> _Written exercise_:
Make an exact copy of the data below, leaving out every picture.

*** Dataset records ***

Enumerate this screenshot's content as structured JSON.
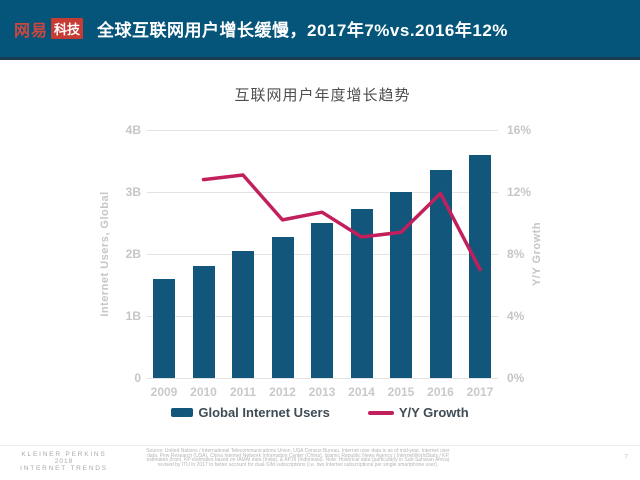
{
  "header": {
    "logo_brand": "网易",
    "logo_sub": "科技",
    "title": "全球互联网用户增长缓慢，2017年7%vs.2016年12%"
  },
  "chart": {
    "title": "互联网用户年度增长趋势",
    "left_axis": {
      "label": "Internet Users, Global",
      "ticks": [
        "4B",
        "3B",
        "2B",
        "1B",
        "0"
      ]
    },
    "right_axis": {
      "label": "Y/Y Growth",
      "ticks": [
        "16%",
        "12%",
        "8%",
        "4%",
        "0%"
      ]
    },
    "legend": [
      {
        "label": "Global Internet Users",
        "type": "bar"
      },
      {
        "label": "Y/Y Growth",
        "type": "line"
      }
    ]
  },
  "chart_data": {
    "type": "bar",
    "title": "互联网用户年度增长趋势",
    "categories": [
      "2009",
      "2010",
      "2011",
      "2012",
      "2013",
      "2014",
      "2015",
      "2016",
      "2017"
    ],
    "series": [
      {
        "name": "Global Internet Users",
        "type": "bar",
        "axis": "left",
        "unit": "B",
        "values": [
          1.6,
          1.8,
          2.05,
          2.27,
          2.5,
          2.73,
          3.0,
          3.35,
          3.6
        ]
      },
      {
        "name": "Y/Y Growth",
        "type": "line",
        "axis": "right",
        "unit": "%",
        "values": [
          null,
          12.8,
          13.1,
          10.2,
          10.7,
          9.1,
          9.4,
          11.9,
          7.0
        ]
      }
    ],
    "left_ylabel": "Internet Users, Global",
    "right_ylabel": "Y/Y Growth",
    "left_ylim": [
      0,
      4
    ],
    "right_ylim": [
      0,
      16
    ],
    "grid": true,
    "legend_position": "bottom"
  },
  "colors": {
    "header_bg": "#05547A",
    "bar": "#12567C",
    "line": "#C2205C",
    "gridline": "#E3E3E3"
  },
  "footer": {
    "brand_lines": [
      "KLEINER PERKINS",
      "2018",
      "INTERNET TRENDS"
    ],
    "source_lines": [
      "Source: United Nations / International Telecommunications Union, USA Census Bureau. Internet user data is as of mid-year. Internet user",
      "data: Pew Research (USA), China Internet Network Information Center (China), Islamic Republic News Agency / InternetWorldStats / KP",
      "estimates (Iran). KP estimates based on IAMAI data (India), & APJII (Indonesia). Note: Historical data (particularly in Sub-Saharan Africa)",
      "revised by ITU in 2017 to better account for dual-SIM subscriptions (i.e. two Internet subscriptions per single smartphone user)."
    ],
    "page_number": "7"
  }
}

***

> _Task output_:
Enumerate this screenshot's content as structured JSON.
{
  "header": {
    "logo_brand": "网易",
    "logo_sub": "科技",
    "title": "全球互联网用户增长缓慢，2017年7%vs.2016年12%"
  },
  "chart": {
    "title": "互联网用户年度增长趋势",
    "left_axis": {
      "label": "Internet Users, Global",
      "ticks": [
        "4B",
        "3B",
        "2B",
        "1B",
        "0"
      ]
    },
    "right_axis": {
      "label": "Y/Y Growth",
      "ticks": [
        "16%",
        "12%",
        "8%",
        "4%",
        "0%"
      ]
    },
    "legend": [
      {
        "label": "Global Internet Users",
        "type": "bar"
      },
      {
        "label": "Y/Y Growth",
        "type": "line"
      }
    ]
  },
  "chart_data": {
    "type": "bar",
    "title": "互联网用户年度增长趋势",
    "categories": [
      "2009",
      "2010",
      "2011",
      "2012",
      "2013",
      "2014",
      "2015",
      "2016",
      "2017"
    ],
    "series": [
      {
        "name": "Global Internet Users",
        "type": "bar",
        "axis": "left",
        "unit": "B",
        "values": [
          1.6,
          1.8,
          2.05,
          2.27,
          2.5,
          2.73,
          3.0,
          3.35,
          3.6
        ]
      },
      {
        "name": "Y/Y Growth",
        "type": "line",
        "axis": "right",
        "unit": "%",
        "values": [
          null,
          12.8,
          13.1,
          10.2,
          10.7,
          9.1,
          9.4,
          11.9,
          7.0
        ]
      }
    ],
    "left_ylabel": "Internet Users, Global",
    "right_ylabel": "Y/Y Growth",
    "left_ylim": [
      0,
      4
    ],
    "right_ylim": [
      0,
      16
    ],
    "grid": true,
    "legend_position": "bottom"
  },
  "colors": {
    "header_bg": "#05547A",
    "bar": "#12567C",
    "line": "#C2205C",
    "gridline": "#E3E3E3"
  },
  "footer": {
    "brand_lines": [
      "KLEINER PERKINS",
      "2018",
      "INTERNET TRENDS"
    ],
    "source_lines": [
      "Source: United Nations / International Telecommunications Union, USA Census Bureau. Internet user data is as of mid-year. Internet user",
      "data: Pew Research (USA), China Internet Network Information Center (China), Islamic Republic News Agency / InternetWorldStats / KP",
      "estimates (Iran). KP estimates based on IAMAI data (India), & APJII (Indonesia). Note: Historical data (particularly in Sub-Saharan Africa)",
      "revised by ITU in 2017 to better account for dual-SIM subscriptions (i.e. two Internet subscriptions per single smartphone user)."
    ],
    "page_number": "7"
  }
}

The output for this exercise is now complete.